» Description of the task: Can you print the data exactly and leave out each image?

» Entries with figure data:
——

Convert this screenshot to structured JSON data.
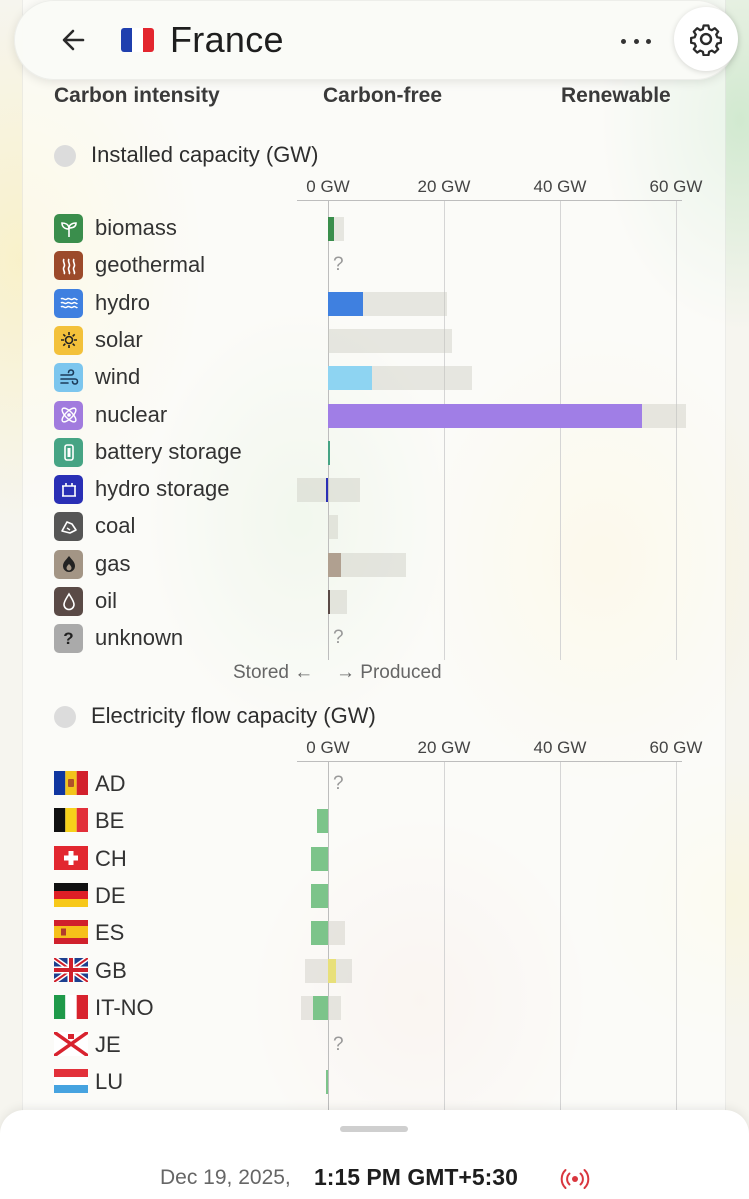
{
  "header": {
    "title": "France",
    "flag": "fr-flag",
    "back_icon": "arrow-left-icon",
    "more_icon": "more-horizontal-icon",
    "settings_icon": "gear-icon"
  },
  "tabs": [
    {
      "label": "Carbon intensity"
    },
    {
      "label": "Carbon-free"
    },
    {
      "label": "Renewable"
    }
  ],
  "installed": {
    "title": "Installed capacity (GW)",
    "axis_ticks": [
      "0 GW",
      "20 GW",
      "40 GW",
      "60 GW"
    ],
    "stored_label": "Stored ←",
    "produced_label": "→ Produced",
    "rows": [
      {
        "label": "biomass",
        "icon": "sprout-icon",
        "icon_color": "#3a8e4c",
        "unknown": false
      },
      {
        "label": "geothermal",
        "icon": "heat-waves-icon",
        "icon_color": "#9c4a2a",
        "unknown": true,
        "unknown_mark": "?"
      },
      {
        "label": "hydro",
        "icon": "waves-icon",
        "icon_color": "#3f80e0",
        "unknown": false
      },
      {
        "label": "solar",
        "icon": "sun-icon",
        "icon_color": "#f3c13a",
        "unknown": false
      },
      {
        "label": "wind",
        "icon": "wind-icon",
        "icon_color": "#7cc6ee",
        "unknown": false
      },
      {
        "label": "nuclear",
        "icon": "atom-icon",
        "icon_color": "#a17bde",
        "unknown": false
      },
      {
        "label": "battery storage",
        "icon": "battery-icon",
        "icon_color": "#46a484",
        "unknown": false
      },
      {
        "label": "hydro storage",
        "icon": "reservoir-icon",
        "icon_color": "#2a2fb5",
        "unknown": false
      },
      {
        "label": "coal",
        "icon": "coal-icon",
        "icon_color": "#555555",
        "unknown": false
      },
      {
        "label": "gas",
        "icon": "flame-icon",
        "icon_color": "#a39585",
        "unknown": false
      },
      {
        "label": "oil",
        "icon": "drop-icon",
        "icon_color": "#5a4a46",
        "unknown": false
      },
      {
        "label": "unknown",
        "icon": "question-icon",
        "icon_color": "#aaaaaa",
        "unknown": true,
        "unknown_mark": "?"
      }
    ]
  },
  "flows": {
    "title": "Electricity flow capacity (GW)",
    "axis_ticks": [
      "0 GW",
      "20 GW",
      "40 GW",
      "60 GW"
    ],
    "rows": [
      {
        "label": "AD",
        "flag": "andorra-flag",
        "unknown": true,
        "unknown_mark": "?"
      },
      {
        "label": "BE",
        "flag": "belgium-flag",
        "unknown": false
      },
      {
        "label": "CH",
        "flag": "switzerland-flag",
        "unknown": false
      },
      {
        "label": "DE",
        "flag": "germany-flag",
        "unknown": false
      },
      {
        "label": "ES",
        "flag": "spain-flag",
        "unknown": false
      },
      {
        "label": "GB",
        "flag": "uk-flag",
        "unknown": false
      },
      {
        "label": "IT-NO",
        "flag": "italy-flag",
        "unknown": false
      },
      {
        "label": "JE",
        "flag": "jersey-flag",
        "unknown": true,
        "unknown_mark": "?"
      },
      {
        "label": "LU",
        "flag": "luxembourg-flag",
        "unknown": false
      }
    ]
  },
  "chart_data": [
    {
      "type": "bar",
      "title": "Installed capacity (GW)",
      "categories": [
        "biomass",
        "geothermal",
        "hydro",
        "solar",
        "wind",
        "nuclear",
        "battery storage",
        "hydro storage",
        "coal",
        "gas",
        "oil",
        "unknown"
      ],
      "series": [
        {
          "name": "",
          "values": [
            1.1,
            null,
            6.0,
            0,
            7.6,
            54.2,
            0.3,
            -0.3,
            0,
            2.3,
            0.2,
            0.2
          ],
          "color_by_category": [
            "#3a8e4c",
            "#9c4a2a",
            "#3f80e0",
            "#f3c13a",
            "#8ed4f2",
            "#a07ee6",
            "#46a484",
            "#2a2fb5",
            "#555555",
            "#b0a090",
            "#5a4a46",
            "#aaaaaa"
          ]
        },
        {
          "name": "",
          "values": [
            2.8,
            null,
            20.6,
            21.4,
            24.8,
            61.8,
            0.3,
            5.6,
            1.8,
            13.4,
            3.2,
            0.3
          ],
          "storage_min": [
            null,
            null,
            null,
            null,
            null,
            null,
            0,
            -5.4,
            null,
            null,
            null,
            null
          ]
        }
      ],
      "xlim": [
        -5.4,
        65
      ],
      "xticks": [
        0,
        20,
        40,
        60
      ],
      "grid": true
    },
    {
      "type": "bar",
      "title": "Electricity flow capacity (GW)",
      "categories": [
        "AD",
        "BE",
        "CH",
        "DE",
        "ES",
        "GB",
        "IT-NO",
        "JE",
        "LU"
      ],
      "series": [
        {
          "name": "",
          "values": [
            null,
            -1.9,
            -2.9,
            -2.9,
            -2.9,
            1.3,
            -2.6,
            null,
            -0.3
          ],
          "colors": [
            "#ffffff",
            "#7cc48a",
            "#7cc48a",
            "#7cc48a",
            "#7cc48a",
            "#e8e07a",
            "#7cc48a",
            "#ffffff",
            "#7cc48a"
          ]
        },
        {
          "name": "",
          "range_min": [
            null,
            -1.9,
            -2.9,
            -2.9,
            -2.9,
            -4.0,
            -4.6,
            null,
            -0.3
          ],
          "range_max": [
            null,
            0,
            0,
            0,
            3.0,
            4.2,
            2.3,
            null,
            0
          ]
        }
      ],
      "xlim": [
        -5.4,
        65
      ],
      "xticks": [
        0,
        20,
        40,
        60
      ],
      "grid": true
    }
  ],
  "footer": {
    "date": "Dec 19, 2025,",
    "time": "1:15 PM GMT+5:30",
    "live_icon": "live-broadcast-icon"
  }
}
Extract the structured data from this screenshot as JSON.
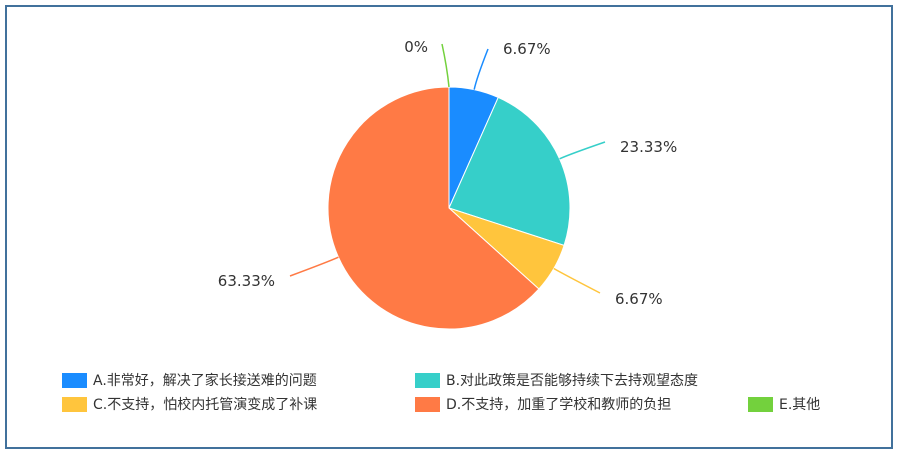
{
  "chart_data": {
    "type": "pie",
    "title": "",
    "slices": [
      {
        "name": "A.非常好，解决了家长接送难的问题",
        "value": 6.67,
        "label": "6.67%",
        "color": "#1a8cff"
      },
      {
        "name": "B.对此政策是否能够持续下去持观望态度",
        "value": 23.33,
        "label": "23.33%",
        "color": "#36cfc9"
      },
      {
        "name": "C.不支持，怕校内托管演变成了补课",
        "value": 6.67,
        "label": "6.67%",
        "color": "#ffc53d"
      },
      {
        "name": "D.不支持，加重了学校和教师的负担",
        "value": 63.33,
        "label": "63.33%",
        "color": "#ff7a45"
      },
      {
        "name": "E.其他",
        "value": 0,
        "label": "0%",
        "color": "#73d13d"
      }
    ],
    "legend_position": "bottom"
  }
}
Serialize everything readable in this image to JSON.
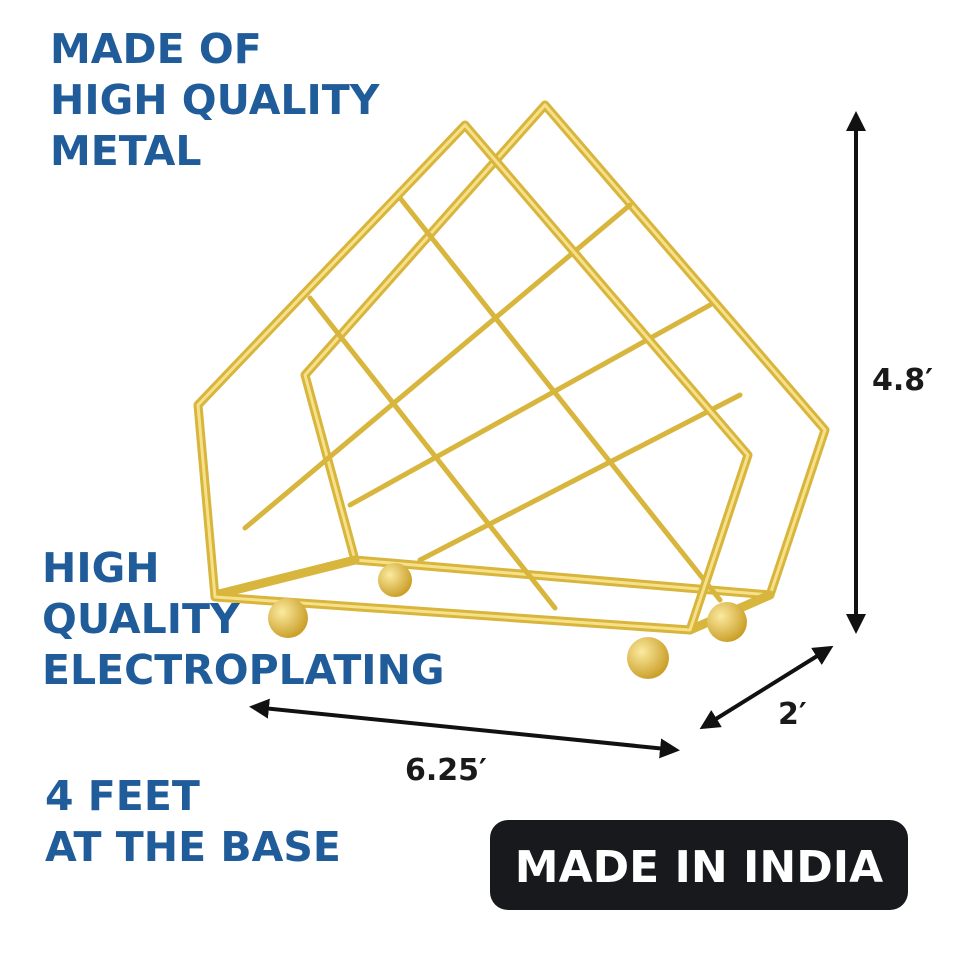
{
  "features": [
    {
      "lines": [
        "MADE OF",
        "HIGH QUALITY",
        "METAL"
      ]
    },
    {
      "lines": [
        "HIGH",
        "QUALITY",
        "ELECTROPLATING"
      ]
    },
    {
      "lines": [
        "4 FEET",
        "AT THE BASE"
      ]
    }
  ],
  "dimensions": {
    "height": "4.8′",
    "width": "6.25′",
    "depth": "2′"
  },
  "badge": "MADE IN INDIA"
}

——

» Result:
Convert this screenshot to structured JSON data.
{
  "header": {
    "title": "France",
    "flag": "fr-flag",
    "back_icon": "arrow-left-icon",
    "more_icon": "more-horizontal-icon",
    "settings_icon": "gear-icon"
  },
  "tabs": [
    {
      "label": "Carbon intensity"
    },
    {
      "label": "Carbon-free"
    },
    {
      "label": "Renewable"
    }
  ],
  "installed": {
    "title": "Installed capacity (GW)",
    "axis_ticks": [
      "0 GW",
      "20 GW",
      "40 GW",
      "60 GW"
    ],
    "stored_label": "Stored ←",
    "produced_label": "→ Produced",
    "rows": [
      {
        "label": "biomass",
        "icon": "sprout-icon",
        "icon_color": "#3a8e4c",
        "unknown": false
      },
      {
        "label": "geothermal",
        "icon": "heat-waves-icon",
        "icon_color": "#9c4a2a",
        "unknown": true,
        "unknown_mark": "?"
      },
      {
        "label": "hydro",
        "icon": "waves-icon",
        "icon_color": "#3f80e0",
        "unknown": false
      },
      {
        "label": "solar",
        "icon": "sun-icon",
        "icon_color": "#f3c13a",
        "unknown": false
      },
      {
        "label": "wind",
        "icon": "wind-icon",
        "icon_color": "#7cc6ee",
        "unknown": false
      },
      {
        "label": "nuclear",
        "icon": "atom-icon",
        "icon_color": "#a17bde",
        "unknown": false
      },
      {
        "label": "battery storage",
        "icon": "battery-icon",
        "icon_color": "#46a484",
        "unknown": false
      },
      {
        "label": "hydro storage",
        "icon": "reservoir-icon",
        "icon_color": "#2a2fb5",
        "unknown": false
      },
      {
        "label": "coal",
        "icon": "coal-icon",
        "icon_color": "#555555",
        "unknown": false
      },
      {
        "label": "gas",
        "icon": "flame-icon",
        "icon_color": "#a39585",
        "unknown": false
      },
      {
        "label": "oil",
        "icon": "drop-icon",
        "icon_color": "#5a4a46",
        "unknown": false
      },
      {
        "label": "unknown",
        "icon": "question-icon",
        "icon_color": "#aaaaaa",
        "unknown": true,
        "unknown_mark": "?"
      }
    ]
  },
  "flows": {
    "title": "Electricity flow capacity (GW)",
    "axis_ticks": [
      "0 GW",
      "20 GW",
      "40 GW",
      "60 GW"
    ],
    "rows": [
      {
        "label": "AD",
        "flag": "andorra-flag",
        "unknown": true,
        "unknown_mark": "?"
      },
      {
        "label": "BE",
        "flag": "belgium-flag",
        "unknown": false
      },
      {
        "label": "CH",
        "flag": "switzerland-flag",
        "unknown": false
      },
      {
        "label": "DE",
        "flag": "germany-flag",
        "unknown": false
      },
      {
        "label": "ES",
        "flag": "spain-flag",
        "unknown": false
      },
      {
        "label": "GB",
        "flag": "uk-flag",
        "unknown": false
      },
      {
        "label": "IT-NO",
        "flag": "italy-flag",
        "unknown": false
      },
      {
        "label": "JE",
        "flag": "jersey-flag",
        "unknown": true,
        "unknown_mark": "?"
      },
      {
        "label": "LU",
        "flag": "luxembourg-flag",
        "unknown": false
      }
    ]
  },
  "chart_data": [
    {
      "type": "bar",
      "title": "Installed capacity (GW)",
      "categories": [
        "biomass",
        "geothermal",
        "hydro",
        "solar",
        "wind",
        "nuclear",
        "battery storage",
        "hydro storage",
        "coal",
        "gas",
        "oil",
        "unknown"
      ],
      "series": [
        {
          "name": "",
          "values": [
            1.1,
            null,
            6.0,
            0,
            7.6,
            54.2,
            0.3,
            -0.3,
            0,
            2.3,
            0.2,
            0.2
          ],
          "color_by_category": [
            "#3a8e4c",
            "#9c4a2a",
            "#3f80e0",
            "#f3c13a",
            "#8ed4f2",
            "#a07ee6",
            "#46a484",
            "#2a2fb5",
            "#555555",
            "#b0a090",
            "#5a4a46",
            "#aaaaaa"
          ]
        },
        {
          "name": "",
          "values": [
            2.8,
            null,
            20.6,
            21.4,
            24.8,
            61.8,
            0.3,
            5.6,
            1.8,
            13.4,
            3.2,
            0.3
          ],
          "storage_min": [
            null,
            null,
            null,
            null,
            null,
            null,
            0,
            -5.4,
            null,
            null,
            null,
            null
          ]
        }
      ],
      "xlim": [
        -5.4,
        65
      ],
      "xticks": [
        0,
        20,
        40,
        60
      ],
      "grid": true
    },
    {
      "type": "bar",
      "title": "Electricity flow capacity (GW)",
      "categories": [
        "AD",
        "BE",
        "CH",
        "DE",
        "ES",
        "GB",
        "IT-NO",
        "JE",
        "LU"
      ],
      "series": [
        {
          "name": "",
          "values": [
            null,
            -1.9,
            -2.9,
            -2.9,
            -2.9,
            1.3,
            -2.6,
            null,
            -0.3
          ],
          "colors": [
            "#ffffff",
            "#7cc48a",
            "#7cc48a",
            "#7cc48a",
            "#7cc48a",
            "#e8e07a",
            "#7cc48a",
            "#ffffff",
            "#7cc48a"
          ]
        },
        {
          "name": "",
          "range_min": [
            null,
            -1.9,
            -2.9,
            -2.9,
            -2.9,
            -4.0,
            -4.6,
            null,
            -0.3
          ],
          "range_max": [
            null,
            0,
            0,
            0,
            3.0,
            4.2,
            2.3,
            null,
            0
          ]
        }
      ],
      "xlim": [
        -5.4,
        65
      ],
      "xticks": [
        0,
        20,
        40,
        60
      ],
      "grid": true
    }
  ],
  "footer": {
    "date": "Dec 19, 2025,",
    "time": "1:15 PM GMT+5:30",
    "live_icon": "live-broadcast-icon"
  }
}
Extract the structured data from this screenshot as JSON.
{
  "chart_data": {
    "type": "pie",
    "title": "",
    "slices": [
      {
        "name": "A.非常好，解决了家长接送难的问题",
        "value": 6.67,
        "label": "6.67%",
        "color": "#1a8cff"
      },
      {
        "name": "B.对此政策是否能够持续下去持观望态度",
        "value": 23.33,
        "label": "23.33%",
        "color": "#36cfc9"
      },
      {
        "name": "C.不支持，怕校内托管演变成了补课",
        "value": 6.67,
        "label": "6.67%",
        "color": "#ffc53d"
      },
      {
        "name": "D.不支持，加重了学校和教师的负担",
        "value": 63.33,
        "label": "63.33%",
        "color": "#ff7a45"
      },
      {
        "name": "E.其他",
        "value": 0,
        "label": "0%",
        "color": "#73d13d"
      }
    ],
    "legend_position": "bottom"
  }
}
Serialize everything readable in this image to JSON.
{
  "features": [
    {
      "lines": [
        "MADE OF",
        "HIGH QUALITY",
        "METAL"
      ]
    },
    {
      "lines": [
        "HIGH",
        "QUALITY",
        "ELECTROPLATING"
      ]
    },
    {
      "lines": [
        "4 FEET",
        "AT THE BASE"
      ]
    }
  ],
  "dimensions": {
    "height": "4.8′",
    "width": "6.25′",
    "depth": "2′"
  },
  "badge": "MADE IN INDIA"
}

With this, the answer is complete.